Em 1984, ao mudar-se para o Château de Margeaix, alterou a morada no registo, mas não substituiu as chapas originais. O 300 SL ficou guardado nos anexos do castelo, ao lado de outros modelos de alto valor, incluindo um Ferrari 500 Mondial, um Bugatti 57 Atalante, um Ferrari BB 512 e um Jaguar E-Type adquirido novo.
Um selo fiscal de 1993, ainda presente no para-brisas, indica que o automóvel continuava em circulação nessa altura. Quando finalmente foi vendido em 2014, não circulava há 11 anos. Estava coberto de pó, com pneus vazios. Ainda assim, segundo a descrição do lote, bastaram seis velas novas, uma bateria e combustível para o motor pegar e o carro ser carregado para seguir para a Alemanha.

O novo proprietário, um colecionador discreto, não o restaurou nem o limpou. Guardou-o numa espécie de “bolha” de armazenamento, protegendo-o do tempo. Nove anos depois, um colecionador parisiense e entusiasta da Mercedes-Benz descobriu o carro. Tentou comprá-lo de imediato. O proprietário recusou. Um ano mais tarde, o negócio acabou por acontecer, e o 300 SL regressou a Paris.

E então surge o detalhe mais improvável de toda a história: investigações junto das autoridades locais indicam que Claude Foussier, o primeiro proprietário, vivia em 1956 no número 2 do boulevard Suchet, no 16.º arrondissement. O atual proprietário vive hoje no mesmo endereço. O carro voltou, 70 anos depois, à mesma garagem onde esteve quando foi entregue novo.

MATERIAL FORNECIDO:
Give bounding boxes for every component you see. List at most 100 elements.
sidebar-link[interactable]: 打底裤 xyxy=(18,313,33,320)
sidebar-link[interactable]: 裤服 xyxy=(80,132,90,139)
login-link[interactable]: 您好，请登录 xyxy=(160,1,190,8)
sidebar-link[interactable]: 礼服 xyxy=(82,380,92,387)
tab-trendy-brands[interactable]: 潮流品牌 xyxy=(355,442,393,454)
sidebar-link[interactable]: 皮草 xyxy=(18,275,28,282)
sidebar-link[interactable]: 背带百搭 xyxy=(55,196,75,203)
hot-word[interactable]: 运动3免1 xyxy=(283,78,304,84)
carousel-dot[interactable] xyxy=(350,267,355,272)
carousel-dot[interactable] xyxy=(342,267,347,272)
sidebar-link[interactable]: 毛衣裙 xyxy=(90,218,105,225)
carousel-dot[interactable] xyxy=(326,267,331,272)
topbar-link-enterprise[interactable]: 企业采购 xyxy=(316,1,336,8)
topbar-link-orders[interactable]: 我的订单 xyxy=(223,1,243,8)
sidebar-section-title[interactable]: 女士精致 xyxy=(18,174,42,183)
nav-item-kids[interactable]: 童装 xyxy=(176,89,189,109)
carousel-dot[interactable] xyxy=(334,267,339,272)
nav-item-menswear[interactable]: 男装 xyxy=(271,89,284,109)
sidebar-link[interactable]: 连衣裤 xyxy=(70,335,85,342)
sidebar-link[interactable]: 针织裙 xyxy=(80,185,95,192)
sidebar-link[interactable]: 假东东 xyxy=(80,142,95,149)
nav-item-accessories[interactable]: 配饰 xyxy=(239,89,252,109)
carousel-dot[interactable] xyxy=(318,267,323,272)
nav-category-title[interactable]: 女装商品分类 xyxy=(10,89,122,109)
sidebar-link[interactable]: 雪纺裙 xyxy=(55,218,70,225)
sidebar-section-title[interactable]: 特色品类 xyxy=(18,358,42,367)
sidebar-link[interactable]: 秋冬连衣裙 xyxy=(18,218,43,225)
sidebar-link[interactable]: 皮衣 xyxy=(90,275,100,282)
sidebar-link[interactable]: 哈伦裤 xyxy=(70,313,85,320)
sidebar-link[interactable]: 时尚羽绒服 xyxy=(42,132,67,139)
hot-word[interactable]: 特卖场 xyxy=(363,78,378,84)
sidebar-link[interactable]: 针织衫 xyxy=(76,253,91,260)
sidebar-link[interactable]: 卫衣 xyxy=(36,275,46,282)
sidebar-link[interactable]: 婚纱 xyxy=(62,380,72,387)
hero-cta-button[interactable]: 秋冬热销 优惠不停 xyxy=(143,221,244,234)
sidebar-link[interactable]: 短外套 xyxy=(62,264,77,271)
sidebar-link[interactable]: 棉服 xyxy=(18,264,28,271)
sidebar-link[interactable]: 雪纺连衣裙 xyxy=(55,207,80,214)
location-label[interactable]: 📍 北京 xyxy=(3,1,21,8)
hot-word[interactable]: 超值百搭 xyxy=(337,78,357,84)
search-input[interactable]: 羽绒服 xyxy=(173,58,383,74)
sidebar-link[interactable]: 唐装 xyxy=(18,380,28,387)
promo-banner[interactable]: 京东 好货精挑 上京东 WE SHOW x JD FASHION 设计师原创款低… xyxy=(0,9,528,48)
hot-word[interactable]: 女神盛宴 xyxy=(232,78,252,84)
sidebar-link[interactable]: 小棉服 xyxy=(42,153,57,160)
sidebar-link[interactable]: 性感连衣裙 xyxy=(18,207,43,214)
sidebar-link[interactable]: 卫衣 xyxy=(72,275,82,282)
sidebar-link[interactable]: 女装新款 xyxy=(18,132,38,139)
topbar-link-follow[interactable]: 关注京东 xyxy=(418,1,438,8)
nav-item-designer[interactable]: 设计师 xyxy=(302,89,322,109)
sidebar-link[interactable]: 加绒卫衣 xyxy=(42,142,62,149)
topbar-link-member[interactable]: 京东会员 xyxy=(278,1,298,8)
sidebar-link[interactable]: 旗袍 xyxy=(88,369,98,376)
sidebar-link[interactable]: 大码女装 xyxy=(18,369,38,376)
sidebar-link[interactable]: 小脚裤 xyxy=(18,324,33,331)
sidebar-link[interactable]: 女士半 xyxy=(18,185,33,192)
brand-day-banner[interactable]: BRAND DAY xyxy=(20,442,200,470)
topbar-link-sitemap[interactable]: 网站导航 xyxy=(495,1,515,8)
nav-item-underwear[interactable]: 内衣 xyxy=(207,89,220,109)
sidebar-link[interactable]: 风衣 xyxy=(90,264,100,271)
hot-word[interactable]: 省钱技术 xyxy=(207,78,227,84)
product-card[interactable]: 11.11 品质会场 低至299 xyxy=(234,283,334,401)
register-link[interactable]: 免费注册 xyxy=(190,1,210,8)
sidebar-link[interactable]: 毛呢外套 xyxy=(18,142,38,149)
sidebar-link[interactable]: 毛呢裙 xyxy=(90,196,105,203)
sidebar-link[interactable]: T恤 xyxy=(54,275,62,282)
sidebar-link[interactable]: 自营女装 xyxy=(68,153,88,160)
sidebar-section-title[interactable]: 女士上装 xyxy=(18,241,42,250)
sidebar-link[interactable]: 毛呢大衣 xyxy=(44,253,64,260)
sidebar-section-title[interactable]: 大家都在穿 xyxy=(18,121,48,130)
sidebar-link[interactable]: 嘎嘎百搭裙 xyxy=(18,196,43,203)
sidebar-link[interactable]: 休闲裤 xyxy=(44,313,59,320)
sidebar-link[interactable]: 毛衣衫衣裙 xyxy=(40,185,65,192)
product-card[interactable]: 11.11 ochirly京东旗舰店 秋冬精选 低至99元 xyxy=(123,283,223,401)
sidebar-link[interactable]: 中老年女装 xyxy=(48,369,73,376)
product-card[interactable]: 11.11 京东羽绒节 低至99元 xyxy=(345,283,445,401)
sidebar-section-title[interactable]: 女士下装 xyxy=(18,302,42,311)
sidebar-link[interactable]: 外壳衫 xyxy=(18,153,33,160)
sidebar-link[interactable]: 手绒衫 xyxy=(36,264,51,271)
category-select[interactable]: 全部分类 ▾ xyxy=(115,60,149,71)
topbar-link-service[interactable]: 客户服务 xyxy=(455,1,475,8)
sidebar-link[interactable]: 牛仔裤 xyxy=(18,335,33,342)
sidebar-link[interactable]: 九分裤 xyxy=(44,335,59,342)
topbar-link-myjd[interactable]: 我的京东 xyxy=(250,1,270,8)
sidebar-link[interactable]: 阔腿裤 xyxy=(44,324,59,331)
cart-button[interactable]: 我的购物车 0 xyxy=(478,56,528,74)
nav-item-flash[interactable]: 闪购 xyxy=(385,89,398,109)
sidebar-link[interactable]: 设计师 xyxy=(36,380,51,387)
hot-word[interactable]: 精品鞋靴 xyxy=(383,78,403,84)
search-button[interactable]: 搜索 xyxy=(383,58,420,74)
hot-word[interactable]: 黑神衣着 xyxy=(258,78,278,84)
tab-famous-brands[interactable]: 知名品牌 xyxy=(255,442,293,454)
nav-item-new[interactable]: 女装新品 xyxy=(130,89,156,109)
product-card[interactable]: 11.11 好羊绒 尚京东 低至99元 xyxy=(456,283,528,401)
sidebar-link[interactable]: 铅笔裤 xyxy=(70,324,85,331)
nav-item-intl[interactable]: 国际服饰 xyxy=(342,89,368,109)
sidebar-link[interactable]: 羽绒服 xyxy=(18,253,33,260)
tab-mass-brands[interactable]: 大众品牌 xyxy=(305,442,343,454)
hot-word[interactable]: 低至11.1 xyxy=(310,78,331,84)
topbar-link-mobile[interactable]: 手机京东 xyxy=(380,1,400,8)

TAREFA 1: No texto sobre o Mercedes 300 SL, há quantos anos o carro estava sem circular quando foi vendido em 2014?
TAREFA 2: Transcreva do texto sobre o 300 SL o trecho entre "E então surge" e "foi entregue novo.", inclusive.

RESPOSTA ESCRITA 1: Há 11 anos.

RESPOSTA ESCRITA 2:
E então surge o detalhe mais improvável de toda a história: investigações junto das autoridades locais indicam que Claude Foussier, o primeiro proprietário, vivia em 1956 no número 2 do boulevard Suchet, no 16.º arrondissement. O atual proprietário vive hoje no mesmo endereço. O carro voltou, 70 anos depois, à mesma garagem onde esteve quando foi entregue novo.